Excerpt
Table 5 - Jones Institute Success Rates ICSI vs. IVF, 1994 - July 2008
( luteal Lupron protocol, age < = 38 years )

 
ICSI
IVF
Number of Cycles
825
746
Fertilization Rate ( % )
69.8%
71.0%
Pregnancy Rate/Transfer ( % )
43.0%
44.5%
Implantation Rate ( % )
21.6%
19.7%

Finally, we estimate that it is important to present our overall experience in IVF since its inception in the United States in 1981. The Jones Institute total experience is illustrated in Table 6.

Table 6 - Total IVF Experience at the Jones Institute
1981 - July 2008

Number of Fresh IVF Cycles
12,203
Number of Cryopreserved Embryo Transfer Cycles
2,887
Number of Delivered Babies
  Single Deliveries 2,109  
  Twins 593  
  Triplets 77  
  Quadruplets 6  
3,550
77%
21%
3%
< 1%


Hydrosalpinx and IVF Success Rates

During the past few years, evidence has accumulated that the presence of a unilateral or bilateral hydrosalpinx ( obstructed and dilated tube/s ) reduces the success rate after IVF and embryo transfer. The mechanism for this is not clearly understood although there is evidence for embryotoxicity in the tubal fluid and lack of expression of markers of implantation in these patients. There also is evidence that removal ( usually by a laparoscopy on an outpatient basis ) of the affected tube/s improves significantly the pregnancy rate. If you think that you have such affected tubes, please discuss this with your doctor.

Comparison of Success Rates Between IVF Programs

Patients are cautioned regarding making comparisons of success rates between IVF clinics based on the clinic - specific data reports released by the Society for Assisted Reproductive Technology ( SART ) and the Centers for Disease Control ( CDC ). Although SART issues a statement that these data should not be used for comparison, the fact is that they are used by patients and clinics alike for that purpose. There are many variables that influence IVF success rates and many variables exist among individual clinics that make comparisons almost impossible based on the released data. Some of these problems of the clinic - specific data reports include:

  • The SART data are not divided into repeat and new IVF patients. For example, patients under the age of 35 in a particular clinic may have repeated failed IVF attempts before and would have a poor prognosis even though they have a favorable age.

Description of the task
Can you continue the excerpt on IVF success rates at the Jones Institute, starting right after its last bullet point?

Recorded data
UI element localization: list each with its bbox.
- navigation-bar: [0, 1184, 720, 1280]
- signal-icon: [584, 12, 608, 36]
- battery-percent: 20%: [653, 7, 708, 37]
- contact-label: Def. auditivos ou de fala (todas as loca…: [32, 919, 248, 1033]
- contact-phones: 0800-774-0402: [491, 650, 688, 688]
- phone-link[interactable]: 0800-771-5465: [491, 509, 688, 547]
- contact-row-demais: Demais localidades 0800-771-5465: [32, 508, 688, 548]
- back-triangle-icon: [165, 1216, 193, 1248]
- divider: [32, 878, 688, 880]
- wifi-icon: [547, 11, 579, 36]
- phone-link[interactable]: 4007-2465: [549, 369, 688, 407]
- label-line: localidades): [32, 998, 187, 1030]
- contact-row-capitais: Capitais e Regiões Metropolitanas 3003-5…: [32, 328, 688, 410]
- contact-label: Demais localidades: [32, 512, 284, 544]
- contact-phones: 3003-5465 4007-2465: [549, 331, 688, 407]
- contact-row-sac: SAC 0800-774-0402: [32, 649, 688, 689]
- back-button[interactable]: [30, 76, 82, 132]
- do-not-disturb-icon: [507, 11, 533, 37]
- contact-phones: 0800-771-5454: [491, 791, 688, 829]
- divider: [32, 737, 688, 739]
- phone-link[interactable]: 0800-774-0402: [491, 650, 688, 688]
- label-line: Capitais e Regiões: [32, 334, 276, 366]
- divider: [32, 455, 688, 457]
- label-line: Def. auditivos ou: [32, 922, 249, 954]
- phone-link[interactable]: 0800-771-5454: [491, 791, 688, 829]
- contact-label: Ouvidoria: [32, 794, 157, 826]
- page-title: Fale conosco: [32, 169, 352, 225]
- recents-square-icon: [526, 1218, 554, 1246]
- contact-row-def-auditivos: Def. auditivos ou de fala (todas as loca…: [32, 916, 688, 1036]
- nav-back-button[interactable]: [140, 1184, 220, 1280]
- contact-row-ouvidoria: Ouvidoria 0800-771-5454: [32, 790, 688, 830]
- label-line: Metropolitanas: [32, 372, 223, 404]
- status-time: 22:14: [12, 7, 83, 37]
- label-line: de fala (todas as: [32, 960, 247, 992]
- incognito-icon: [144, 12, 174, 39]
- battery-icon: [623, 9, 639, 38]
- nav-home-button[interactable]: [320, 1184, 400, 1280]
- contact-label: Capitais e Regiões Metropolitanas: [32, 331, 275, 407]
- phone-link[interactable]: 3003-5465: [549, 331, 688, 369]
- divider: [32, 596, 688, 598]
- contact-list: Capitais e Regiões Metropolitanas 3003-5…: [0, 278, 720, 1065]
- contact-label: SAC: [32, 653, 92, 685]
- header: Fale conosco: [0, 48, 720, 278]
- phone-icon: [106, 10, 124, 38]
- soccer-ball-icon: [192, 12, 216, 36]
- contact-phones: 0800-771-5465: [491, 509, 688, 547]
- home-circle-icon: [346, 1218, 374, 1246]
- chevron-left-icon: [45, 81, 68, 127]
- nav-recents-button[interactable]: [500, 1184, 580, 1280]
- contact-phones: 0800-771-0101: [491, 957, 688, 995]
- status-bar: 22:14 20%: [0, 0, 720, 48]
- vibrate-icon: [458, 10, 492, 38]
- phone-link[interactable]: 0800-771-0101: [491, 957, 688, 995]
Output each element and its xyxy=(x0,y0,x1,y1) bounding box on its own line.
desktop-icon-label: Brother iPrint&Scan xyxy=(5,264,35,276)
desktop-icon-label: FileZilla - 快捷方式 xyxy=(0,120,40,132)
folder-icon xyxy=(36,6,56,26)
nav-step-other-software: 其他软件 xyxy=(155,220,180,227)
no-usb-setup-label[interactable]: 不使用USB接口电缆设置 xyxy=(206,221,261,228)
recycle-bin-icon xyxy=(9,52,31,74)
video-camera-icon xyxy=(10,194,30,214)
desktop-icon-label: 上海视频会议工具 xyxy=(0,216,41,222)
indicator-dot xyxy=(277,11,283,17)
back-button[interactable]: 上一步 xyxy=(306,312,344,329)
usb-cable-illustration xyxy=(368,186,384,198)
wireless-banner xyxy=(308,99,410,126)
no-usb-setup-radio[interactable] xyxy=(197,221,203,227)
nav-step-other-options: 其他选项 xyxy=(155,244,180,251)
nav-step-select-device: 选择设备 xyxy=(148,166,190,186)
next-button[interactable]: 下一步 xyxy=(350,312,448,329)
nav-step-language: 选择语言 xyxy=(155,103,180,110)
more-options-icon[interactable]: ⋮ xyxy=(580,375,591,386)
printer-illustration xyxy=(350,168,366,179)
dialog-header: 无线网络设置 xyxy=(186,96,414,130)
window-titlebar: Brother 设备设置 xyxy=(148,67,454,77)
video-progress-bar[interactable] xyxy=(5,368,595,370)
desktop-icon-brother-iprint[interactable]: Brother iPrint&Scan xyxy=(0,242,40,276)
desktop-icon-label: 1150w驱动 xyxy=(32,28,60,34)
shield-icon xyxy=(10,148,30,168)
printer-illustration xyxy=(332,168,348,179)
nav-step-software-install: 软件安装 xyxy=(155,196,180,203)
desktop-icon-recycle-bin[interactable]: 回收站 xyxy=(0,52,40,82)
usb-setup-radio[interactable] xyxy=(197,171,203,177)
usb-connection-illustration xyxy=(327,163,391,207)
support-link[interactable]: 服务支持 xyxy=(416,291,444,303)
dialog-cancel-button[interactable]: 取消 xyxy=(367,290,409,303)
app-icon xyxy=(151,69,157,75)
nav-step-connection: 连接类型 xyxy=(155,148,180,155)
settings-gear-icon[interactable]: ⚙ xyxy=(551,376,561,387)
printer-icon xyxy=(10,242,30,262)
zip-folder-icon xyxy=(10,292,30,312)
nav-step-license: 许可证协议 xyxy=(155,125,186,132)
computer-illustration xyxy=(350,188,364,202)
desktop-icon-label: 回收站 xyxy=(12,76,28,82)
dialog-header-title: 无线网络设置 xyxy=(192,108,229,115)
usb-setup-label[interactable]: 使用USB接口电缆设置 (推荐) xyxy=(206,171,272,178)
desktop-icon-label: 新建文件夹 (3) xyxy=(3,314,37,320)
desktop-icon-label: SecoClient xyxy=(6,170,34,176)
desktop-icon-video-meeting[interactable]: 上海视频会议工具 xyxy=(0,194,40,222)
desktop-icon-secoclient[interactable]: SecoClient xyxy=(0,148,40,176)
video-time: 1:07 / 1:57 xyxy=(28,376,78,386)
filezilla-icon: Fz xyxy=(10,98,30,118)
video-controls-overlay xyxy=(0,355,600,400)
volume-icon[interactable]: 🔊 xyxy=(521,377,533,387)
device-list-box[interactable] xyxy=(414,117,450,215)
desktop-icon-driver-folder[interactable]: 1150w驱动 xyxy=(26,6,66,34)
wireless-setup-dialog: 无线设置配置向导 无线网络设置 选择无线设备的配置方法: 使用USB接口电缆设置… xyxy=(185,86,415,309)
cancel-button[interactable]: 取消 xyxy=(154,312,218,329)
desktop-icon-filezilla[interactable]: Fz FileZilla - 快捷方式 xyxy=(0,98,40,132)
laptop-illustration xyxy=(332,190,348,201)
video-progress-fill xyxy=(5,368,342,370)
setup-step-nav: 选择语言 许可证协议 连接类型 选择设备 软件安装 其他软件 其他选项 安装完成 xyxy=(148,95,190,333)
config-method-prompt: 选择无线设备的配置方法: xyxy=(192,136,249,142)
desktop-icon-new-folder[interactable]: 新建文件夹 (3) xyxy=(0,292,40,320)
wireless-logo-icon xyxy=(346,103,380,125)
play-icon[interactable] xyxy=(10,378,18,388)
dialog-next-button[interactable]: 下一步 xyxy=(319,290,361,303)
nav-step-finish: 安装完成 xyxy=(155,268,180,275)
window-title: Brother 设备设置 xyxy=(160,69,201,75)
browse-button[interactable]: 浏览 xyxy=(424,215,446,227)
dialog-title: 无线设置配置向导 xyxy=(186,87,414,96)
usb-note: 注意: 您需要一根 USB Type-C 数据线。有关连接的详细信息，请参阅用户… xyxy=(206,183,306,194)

Output of the task
  • The population mix of individual clinics is totally unaccounted for in the SART - released data. For example, a clinic that pushes IVF treatment ( which may be justifiable in many circumstances ) as the primary modality of therapy for patients with non - tubal infertility may have higher success rates than a clinic that offers IVF to its patients only after many failed conventional treatments ( IUIs, for example ). The different population of patients being treated may largely account for the higher success rate, in this example.
  • The criteria for patient acceptance and for cancellation prior to egg retrieval vary among clinics and, as such, influence pregnancy rates tremendously. For example, a clinic that does not accept patients beyond a certain age ( for example, age 40 ) and patients with poor ovarian response ( high basal FSH levels and abnormal clomiphene citrate challenge test ) will have higher success rates than a clinic that does not exclude these patients. Again, the higher success rates will be largely attributed to the patient population.
  • The policy for fresh embryo transfer and embryo cryopreservation is very different among clinics and greatly influences the pregnancy rates. For example, clinics that culture all the embryos and transfer only the morphologically best embryos may have better fresh pregnancy rates than clinics that culture only the desired number of embryos for transfer and freeze all the rest at the pronuclear stage. There are many advantages in freezing excess embryos that include giving patients another chance for embryo transfer without repeating stimulation and egg retrieval and reducing the incidence of a multiple pregnancy.

These are only some of the examples that can be listed that clearly invalidate comparisons between IVF clinics based on the released SART clinic - specific data reports.